=== DATA EXTRACT ===

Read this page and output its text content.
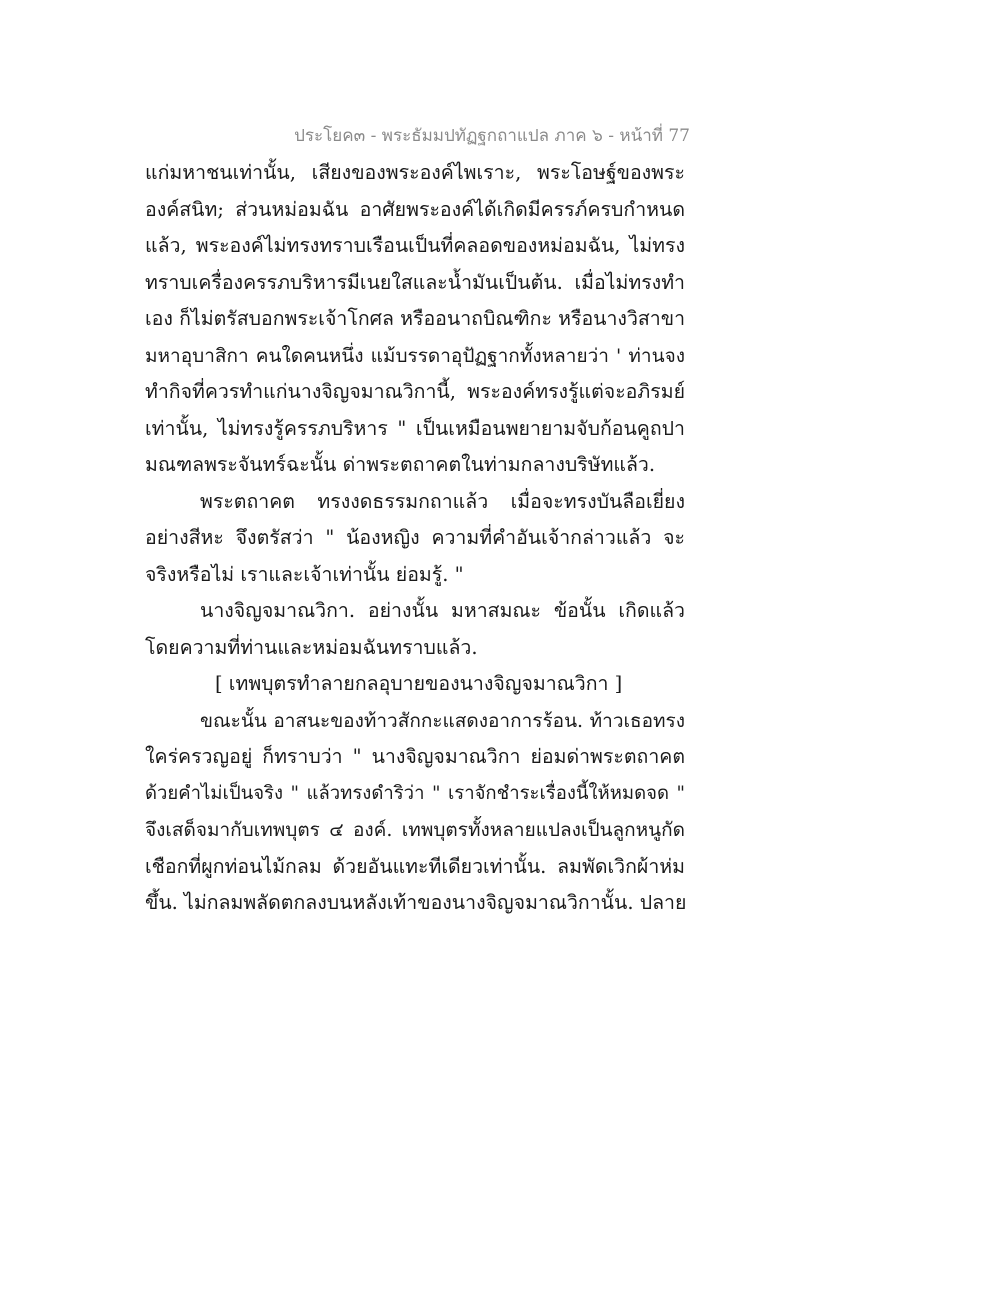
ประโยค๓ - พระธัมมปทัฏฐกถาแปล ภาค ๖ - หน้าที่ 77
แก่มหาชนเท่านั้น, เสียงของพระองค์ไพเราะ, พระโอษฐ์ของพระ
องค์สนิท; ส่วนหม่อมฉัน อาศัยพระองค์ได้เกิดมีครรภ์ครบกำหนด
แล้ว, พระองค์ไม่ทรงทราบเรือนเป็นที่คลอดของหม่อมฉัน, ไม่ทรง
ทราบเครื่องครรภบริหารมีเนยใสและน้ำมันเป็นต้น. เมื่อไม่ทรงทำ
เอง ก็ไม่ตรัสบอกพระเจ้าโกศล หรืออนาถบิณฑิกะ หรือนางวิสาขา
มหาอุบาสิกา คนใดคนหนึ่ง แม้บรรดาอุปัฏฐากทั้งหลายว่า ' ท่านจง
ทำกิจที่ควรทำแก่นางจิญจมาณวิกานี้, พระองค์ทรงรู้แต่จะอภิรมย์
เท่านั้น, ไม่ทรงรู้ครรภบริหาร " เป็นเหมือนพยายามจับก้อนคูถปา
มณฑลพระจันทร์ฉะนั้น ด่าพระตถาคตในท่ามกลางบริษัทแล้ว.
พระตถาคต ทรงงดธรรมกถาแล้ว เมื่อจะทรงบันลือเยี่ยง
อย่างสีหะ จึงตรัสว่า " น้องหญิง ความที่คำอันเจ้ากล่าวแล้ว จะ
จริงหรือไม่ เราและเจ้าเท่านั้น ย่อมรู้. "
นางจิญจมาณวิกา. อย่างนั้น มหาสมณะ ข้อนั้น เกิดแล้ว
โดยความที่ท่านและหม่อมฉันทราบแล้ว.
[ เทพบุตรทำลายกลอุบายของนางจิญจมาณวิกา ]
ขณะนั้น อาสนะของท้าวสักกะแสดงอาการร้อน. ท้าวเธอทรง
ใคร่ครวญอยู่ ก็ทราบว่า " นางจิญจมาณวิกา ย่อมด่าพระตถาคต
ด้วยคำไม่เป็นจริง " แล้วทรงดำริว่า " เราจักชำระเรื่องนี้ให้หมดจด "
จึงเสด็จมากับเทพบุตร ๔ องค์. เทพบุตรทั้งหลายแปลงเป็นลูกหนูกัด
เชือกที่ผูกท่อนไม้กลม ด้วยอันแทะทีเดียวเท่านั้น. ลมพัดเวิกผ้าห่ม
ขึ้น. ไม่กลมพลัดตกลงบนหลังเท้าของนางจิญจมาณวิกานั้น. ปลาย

===
=== DATA EXTRACT ===

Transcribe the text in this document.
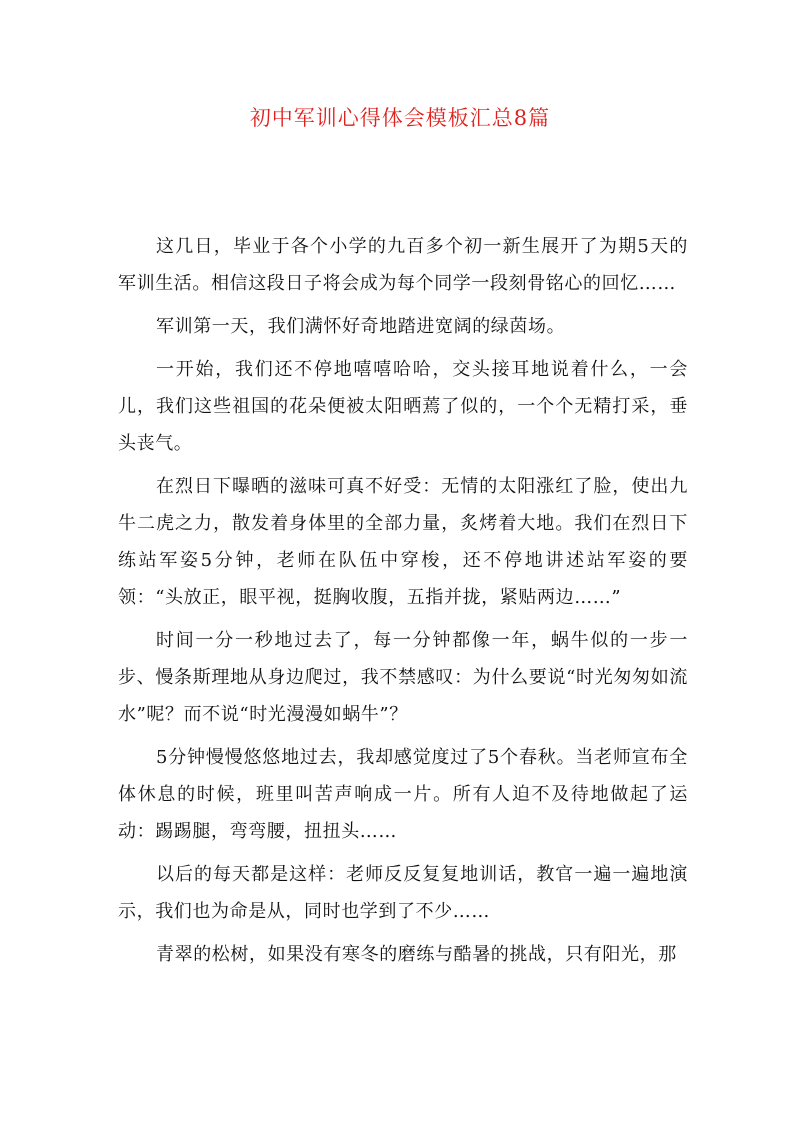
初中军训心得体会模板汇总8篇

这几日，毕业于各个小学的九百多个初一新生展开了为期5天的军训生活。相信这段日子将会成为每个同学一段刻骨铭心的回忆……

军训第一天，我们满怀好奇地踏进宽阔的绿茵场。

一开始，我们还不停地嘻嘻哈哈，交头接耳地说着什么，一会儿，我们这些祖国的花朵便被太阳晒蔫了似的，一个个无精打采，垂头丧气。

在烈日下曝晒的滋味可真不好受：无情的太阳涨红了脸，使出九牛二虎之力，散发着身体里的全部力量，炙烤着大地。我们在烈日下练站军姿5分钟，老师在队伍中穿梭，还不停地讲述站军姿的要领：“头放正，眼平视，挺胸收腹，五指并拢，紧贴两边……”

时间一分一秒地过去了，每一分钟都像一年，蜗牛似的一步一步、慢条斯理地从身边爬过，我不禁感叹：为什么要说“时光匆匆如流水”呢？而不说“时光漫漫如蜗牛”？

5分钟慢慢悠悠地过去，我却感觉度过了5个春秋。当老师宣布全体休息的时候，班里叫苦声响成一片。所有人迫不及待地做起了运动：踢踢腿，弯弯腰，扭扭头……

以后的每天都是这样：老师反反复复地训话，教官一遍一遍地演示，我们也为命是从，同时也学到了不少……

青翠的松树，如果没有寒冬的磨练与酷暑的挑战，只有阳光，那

===
=== DATA EXTRACT ===

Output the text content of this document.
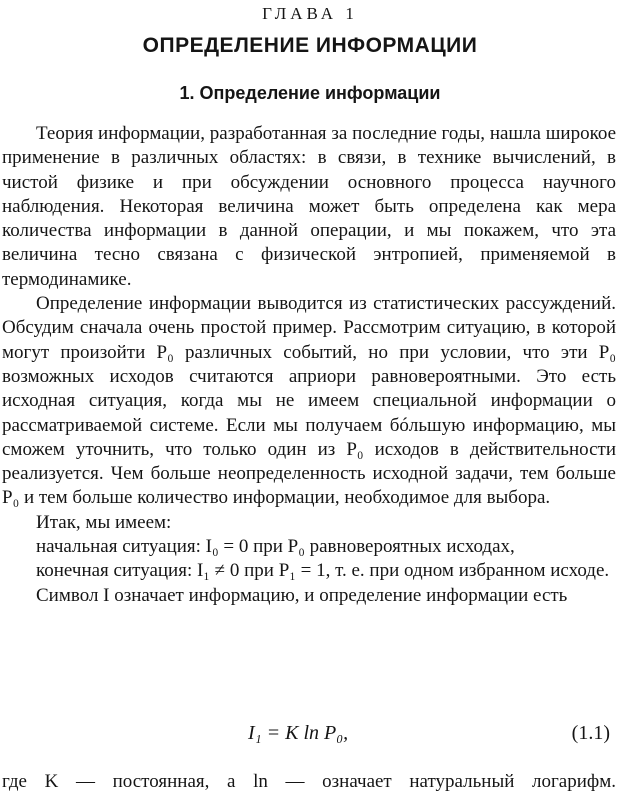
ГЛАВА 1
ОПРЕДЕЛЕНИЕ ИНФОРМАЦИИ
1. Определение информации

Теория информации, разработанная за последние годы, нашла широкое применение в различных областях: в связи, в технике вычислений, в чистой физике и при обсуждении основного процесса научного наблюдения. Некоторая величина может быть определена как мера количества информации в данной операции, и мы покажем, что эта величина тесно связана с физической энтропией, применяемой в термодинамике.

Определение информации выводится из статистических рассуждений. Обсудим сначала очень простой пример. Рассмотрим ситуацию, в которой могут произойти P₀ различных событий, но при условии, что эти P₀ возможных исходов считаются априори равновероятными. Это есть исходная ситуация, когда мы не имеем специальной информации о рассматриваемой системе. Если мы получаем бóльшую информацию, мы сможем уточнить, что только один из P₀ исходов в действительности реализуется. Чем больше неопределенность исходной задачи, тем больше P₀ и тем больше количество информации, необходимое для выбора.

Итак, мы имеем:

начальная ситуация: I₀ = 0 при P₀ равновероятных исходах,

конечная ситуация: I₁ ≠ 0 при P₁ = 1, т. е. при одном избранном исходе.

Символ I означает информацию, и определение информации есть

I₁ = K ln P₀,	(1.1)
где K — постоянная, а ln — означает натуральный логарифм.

===

### REQUIREMENTS
Scan the material above. Extract every line in which the word "есть" occurs.

### RESULT OF THE TASK
Определение информации выводится из статистических рассуждений. Обсудим сначала очень простой пример. Рассмотрим ситуацию, в которой могут произойти P₀ различных событий, но при условии, что эти P₀ возможных исходов считаются априори равновероятными. Это есть исходная ситуация, когда мы не имеем специальной информации о рассматриваемой системе. Если мы получаем бóльшую информацию, мы сможем уточнить, что только один из P₀ исходов в действительности реализуется. Чем больше неопределенность исходной задачи, тем больше P₀ и тем больше количество информации, необходимое для выбора.
Символ I означает информацию, и определение информации есть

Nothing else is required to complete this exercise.